Locate the word "Flanagan" in the data below, then copy every line that holds it.

-- RECORDED INFORMATION start --

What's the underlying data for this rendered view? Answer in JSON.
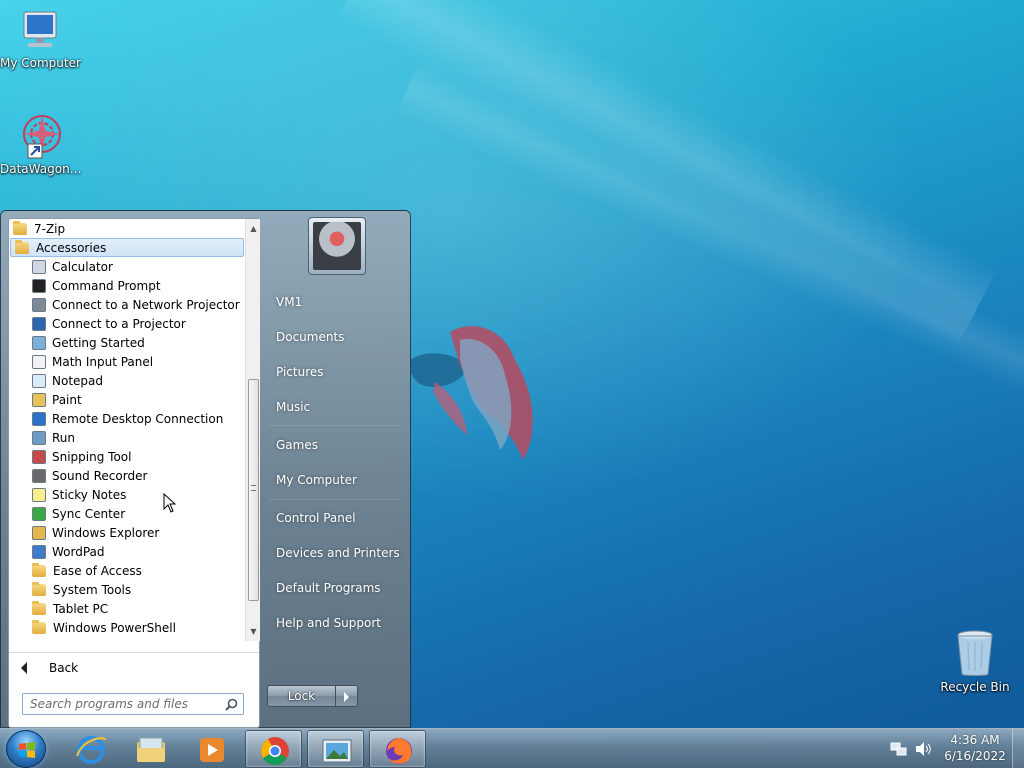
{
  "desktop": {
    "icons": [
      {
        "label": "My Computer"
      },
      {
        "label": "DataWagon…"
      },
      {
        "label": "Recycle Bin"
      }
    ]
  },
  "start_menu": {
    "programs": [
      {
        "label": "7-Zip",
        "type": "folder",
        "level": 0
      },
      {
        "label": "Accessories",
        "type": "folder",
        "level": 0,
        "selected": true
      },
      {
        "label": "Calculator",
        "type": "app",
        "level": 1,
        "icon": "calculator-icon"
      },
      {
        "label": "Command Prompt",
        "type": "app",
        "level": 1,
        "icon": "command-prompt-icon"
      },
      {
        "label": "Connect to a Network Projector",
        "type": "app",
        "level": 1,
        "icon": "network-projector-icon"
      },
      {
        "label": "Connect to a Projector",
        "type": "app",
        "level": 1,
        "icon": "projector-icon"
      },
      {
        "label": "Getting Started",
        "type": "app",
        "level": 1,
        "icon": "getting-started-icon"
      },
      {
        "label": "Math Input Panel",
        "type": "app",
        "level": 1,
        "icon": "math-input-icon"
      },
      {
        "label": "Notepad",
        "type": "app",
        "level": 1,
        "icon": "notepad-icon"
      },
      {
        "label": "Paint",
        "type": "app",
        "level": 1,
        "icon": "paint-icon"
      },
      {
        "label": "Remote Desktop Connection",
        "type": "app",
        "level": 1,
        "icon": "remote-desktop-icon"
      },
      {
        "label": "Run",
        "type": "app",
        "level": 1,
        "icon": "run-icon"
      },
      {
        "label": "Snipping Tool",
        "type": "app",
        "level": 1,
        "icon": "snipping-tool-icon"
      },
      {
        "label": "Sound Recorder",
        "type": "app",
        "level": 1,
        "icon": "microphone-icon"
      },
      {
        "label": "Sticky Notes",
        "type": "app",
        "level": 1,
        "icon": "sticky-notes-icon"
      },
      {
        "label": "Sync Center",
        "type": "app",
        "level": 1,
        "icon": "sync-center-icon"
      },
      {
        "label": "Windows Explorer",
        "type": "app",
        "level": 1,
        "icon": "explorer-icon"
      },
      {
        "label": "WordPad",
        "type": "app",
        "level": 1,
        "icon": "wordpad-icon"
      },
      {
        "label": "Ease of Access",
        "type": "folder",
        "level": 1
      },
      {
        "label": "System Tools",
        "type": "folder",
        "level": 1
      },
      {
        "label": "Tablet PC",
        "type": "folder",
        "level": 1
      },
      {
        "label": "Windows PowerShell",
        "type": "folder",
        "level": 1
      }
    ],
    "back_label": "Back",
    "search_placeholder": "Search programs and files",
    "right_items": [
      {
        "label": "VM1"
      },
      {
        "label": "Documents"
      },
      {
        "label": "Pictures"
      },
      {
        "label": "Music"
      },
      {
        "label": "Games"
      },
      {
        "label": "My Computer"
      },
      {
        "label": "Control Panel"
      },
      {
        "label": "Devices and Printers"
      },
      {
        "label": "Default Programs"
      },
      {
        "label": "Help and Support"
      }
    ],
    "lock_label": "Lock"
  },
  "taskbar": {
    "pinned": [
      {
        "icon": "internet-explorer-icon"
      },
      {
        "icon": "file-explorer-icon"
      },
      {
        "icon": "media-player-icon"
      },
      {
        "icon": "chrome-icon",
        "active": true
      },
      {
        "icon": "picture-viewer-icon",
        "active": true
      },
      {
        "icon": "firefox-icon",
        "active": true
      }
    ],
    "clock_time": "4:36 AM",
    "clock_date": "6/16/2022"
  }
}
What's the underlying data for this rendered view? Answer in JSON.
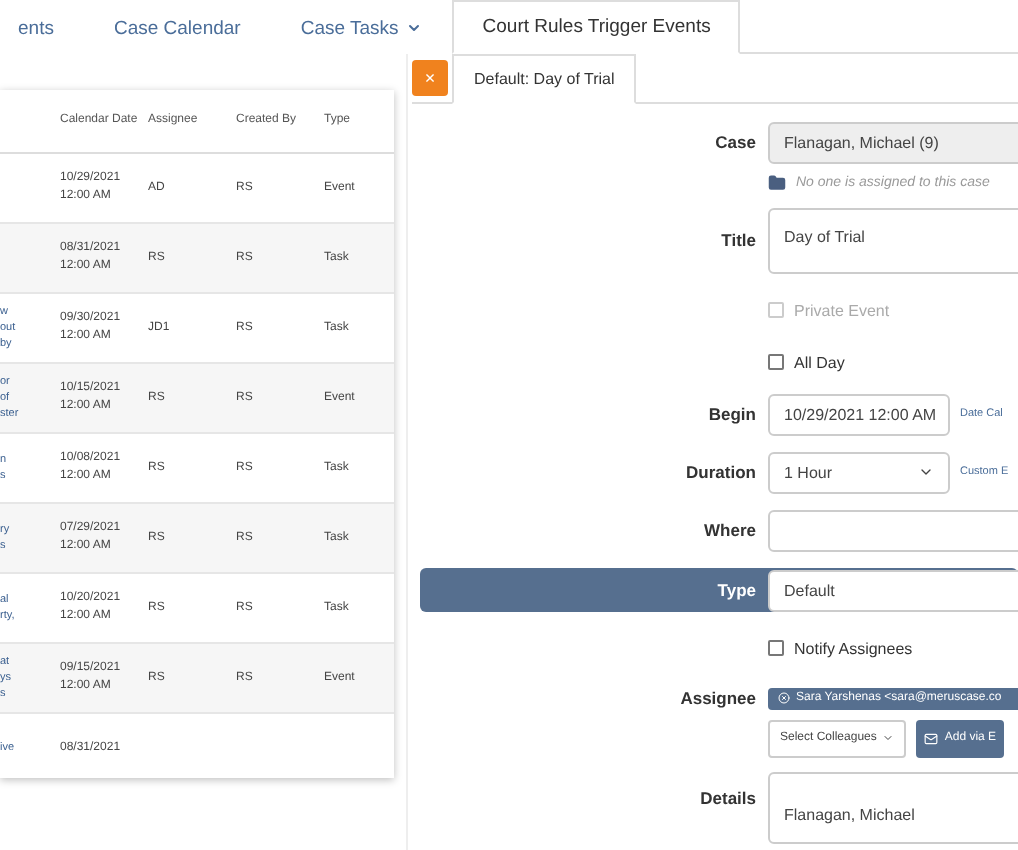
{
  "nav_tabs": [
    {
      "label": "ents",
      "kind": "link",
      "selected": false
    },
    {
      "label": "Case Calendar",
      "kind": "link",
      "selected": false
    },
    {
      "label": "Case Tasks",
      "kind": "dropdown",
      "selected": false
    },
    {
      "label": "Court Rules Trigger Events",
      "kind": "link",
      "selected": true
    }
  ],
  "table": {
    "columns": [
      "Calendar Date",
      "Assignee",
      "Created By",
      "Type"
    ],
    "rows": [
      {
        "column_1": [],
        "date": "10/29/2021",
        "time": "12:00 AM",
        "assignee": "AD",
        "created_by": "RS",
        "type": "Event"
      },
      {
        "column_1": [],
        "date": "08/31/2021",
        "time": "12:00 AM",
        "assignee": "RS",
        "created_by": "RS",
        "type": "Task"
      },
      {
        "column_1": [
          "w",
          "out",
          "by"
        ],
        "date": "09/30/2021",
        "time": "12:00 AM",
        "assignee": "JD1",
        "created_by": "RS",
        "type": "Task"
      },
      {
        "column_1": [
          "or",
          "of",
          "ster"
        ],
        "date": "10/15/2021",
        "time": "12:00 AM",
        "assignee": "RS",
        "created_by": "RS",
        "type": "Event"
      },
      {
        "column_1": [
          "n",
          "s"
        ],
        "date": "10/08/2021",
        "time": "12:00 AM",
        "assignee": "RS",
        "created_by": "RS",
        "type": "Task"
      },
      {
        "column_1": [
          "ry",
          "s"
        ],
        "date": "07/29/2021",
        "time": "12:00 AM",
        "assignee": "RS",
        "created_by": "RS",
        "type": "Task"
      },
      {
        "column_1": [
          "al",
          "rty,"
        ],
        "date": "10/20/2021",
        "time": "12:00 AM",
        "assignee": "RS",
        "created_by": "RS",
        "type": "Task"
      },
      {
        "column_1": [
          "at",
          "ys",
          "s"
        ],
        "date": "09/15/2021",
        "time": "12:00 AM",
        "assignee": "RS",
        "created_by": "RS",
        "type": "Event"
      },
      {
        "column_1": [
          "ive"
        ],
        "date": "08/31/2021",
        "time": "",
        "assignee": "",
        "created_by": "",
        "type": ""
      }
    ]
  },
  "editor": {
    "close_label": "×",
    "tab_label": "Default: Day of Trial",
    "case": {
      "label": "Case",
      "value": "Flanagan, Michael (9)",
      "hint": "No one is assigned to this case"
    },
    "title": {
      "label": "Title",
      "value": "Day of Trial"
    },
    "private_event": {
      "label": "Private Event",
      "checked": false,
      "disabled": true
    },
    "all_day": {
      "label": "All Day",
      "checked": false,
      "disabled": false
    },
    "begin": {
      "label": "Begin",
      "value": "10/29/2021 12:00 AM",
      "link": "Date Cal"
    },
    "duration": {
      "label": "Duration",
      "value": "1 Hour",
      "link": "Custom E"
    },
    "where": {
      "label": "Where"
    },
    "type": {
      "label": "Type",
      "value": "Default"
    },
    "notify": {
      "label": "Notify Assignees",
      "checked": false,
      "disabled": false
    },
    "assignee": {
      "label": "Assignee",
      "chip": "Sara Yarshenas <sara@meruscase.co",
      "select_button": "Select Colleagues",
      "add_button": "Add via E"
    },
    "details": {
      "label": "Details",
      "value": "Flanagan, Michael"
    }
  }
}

-- RECORDED INFORMATION end --

◆ EXERCISE RESPONSE:
      "value": "Flanagan, Michael (9)",
      "value": "Flanagan, Michael"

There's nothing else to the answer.